» Aim:
Search the listing for the string "JSON" and copy every line that contains it.

» Dataset content:

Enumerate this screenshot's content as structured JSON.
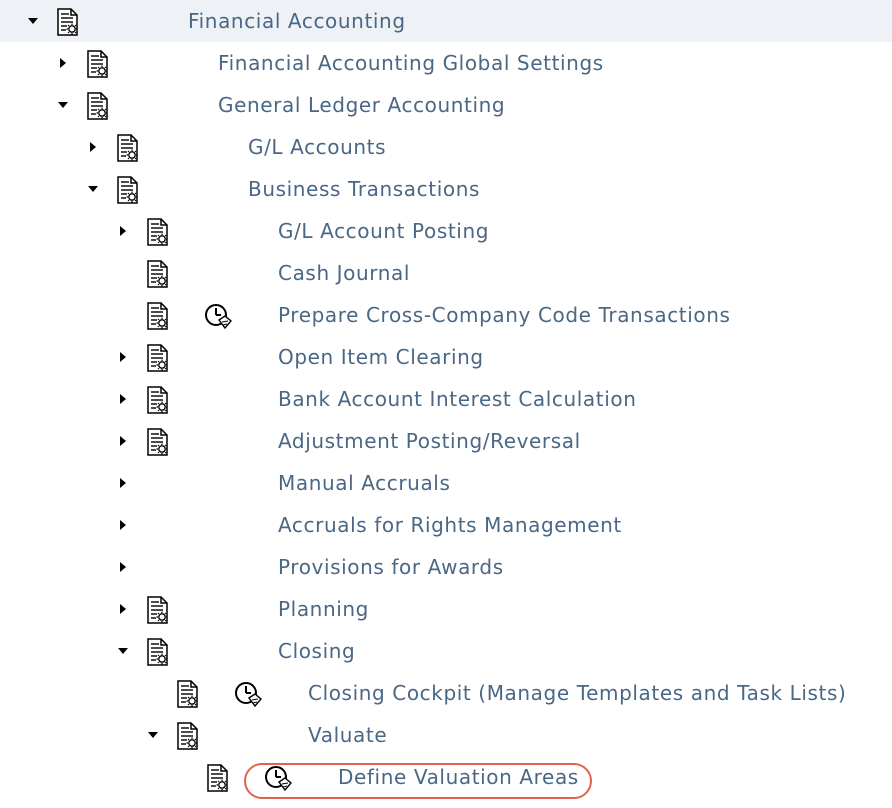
{
  "tree": {
    "root": "Financial Accounting",
    "global_settings": "Financial Accounting Global Settings",
    "gl_accounting": "General Ledger Accounting",
    "gl_accounts": "G/L Accounts",
    "business_transactions": "Business Transactions",
    "gl_account_posting": "G/L Account Posting",
    "cash_journal": "Cash Journal",
    "cross_company": "Prepare Cross-Company Code Transactions",
    "open_item_clearing": "Open Item Clearing",
    "bank_interest": "Bank Account Interest Calculation",
    "adjustment_posting": "Adjustment Posting/Reversal",
    "manual_accruals": "Manual Accruals",
    "accruals_rights": "Accruals for Rights Management",
    "provisions_awards": "Provisions for Awards",
    "planning": "Planning",
    "closing": "Closing",
    "closing_cockpit": "Closing Cockpit (Manage Templates and Task Lists)",
    "valuate": "Valuate",
    "define_valuation_areas": "Define Valuation Areas"
  },
  "colors": {
    "label_text": "#4a6785",
    "root_highlight": "#eef2f6",
    "annotation_outline": "#e0644c"
  },
  "icons": {
    "expanded": "triangle-down-icon",
    "collapsed": "triangle-right-icon",
    "document": "documentation-icon",
    "execute": "clock-execute-icon"
  }
}
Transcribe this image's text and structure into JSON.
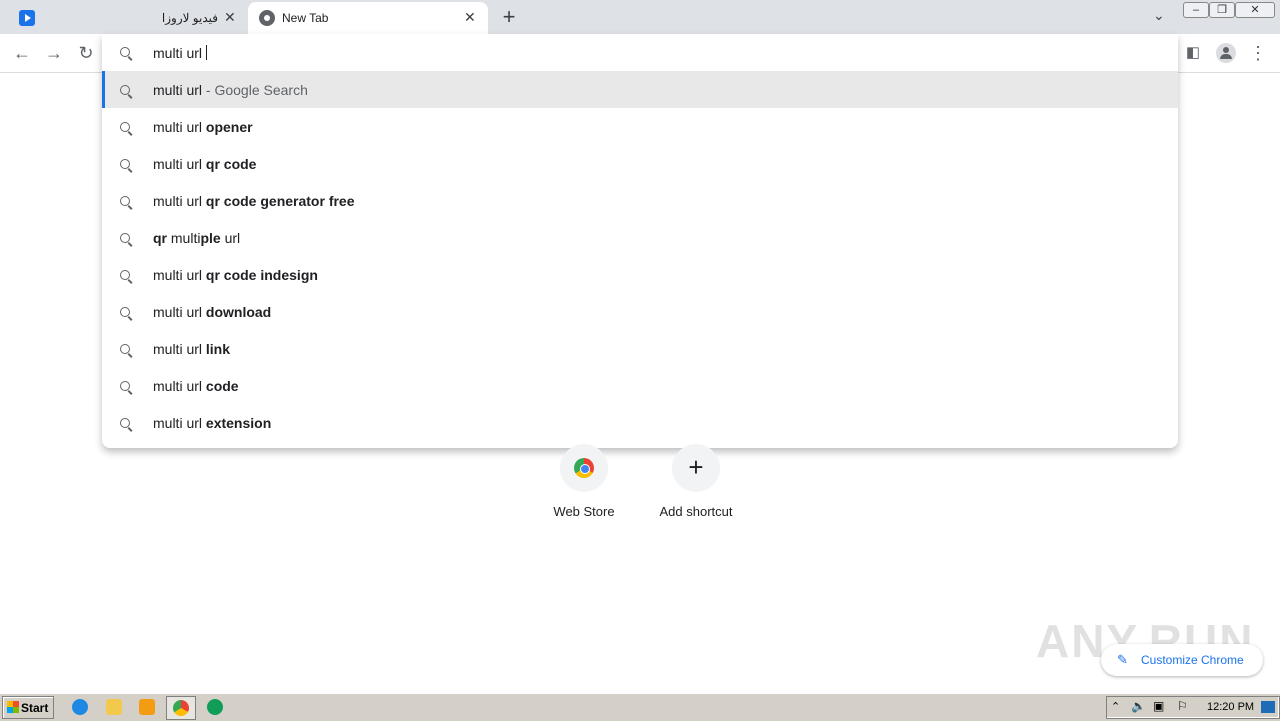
{
  "tabs": [
    {
      "title": "فيديو لاروزا",
      "icon": "video-player-icon"
    },
    {
      "title": "New Tab",
      "icon": "chrome-icon"
    }
  ],
  "omnibox": {
    "typed": "multi url",
    "suggestions": [
      {
        "prefix": "multi url",
        "rest": "",
        "suffix": "Google Search",
        "selected": true
      },
      {
        "prefix": "multi url",
        "rest": "opener"
      },
      {
        "prefix": "multi url",
        "rest": "qr code"
      },
      {
        "prefix": "multi url",
        "rest": "qr code generator free"
      },
      {
        "prefix": "",
        "rest": "qr multiple url",
        "mixed": true
      },
      {
        "prefix": "multi url",
        "rest": "qr code indesign"
      },
      {
        "prefix": "multi url",
        "rest": "download"
      },
      {
        "prefix": "multi url",
        "rest": "link"
      },
      {
        "prefix": "multi url",
        "rest": "code"
      },
      {
        "prefix": "multi url",
        "rest": "extension"
      }
    ]
  },
  "shortcuts": [
    {
      "label": "Web Store",
      "icon": "webstore-icon"
    },
    {
      "label": "Add shortcut",
      "icon": "plus-icon"
    }
  ],
  "customize_label": "Customize Chrome",
  "watermark": "ANY.RUN",
  "taskbar": {
    "start_label": "Start",
    "clock": "12:20 PM"
  },
  "colors": {
    "accent": "#1a73e8",
    "tabstrip": "#dee1e6",
    "selected_row": "#e8e8e9"
  }
}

» Answer for the task:
Enumerate this screenshot's content as structured JSON.
Transcribe this image's text and structure into JSON.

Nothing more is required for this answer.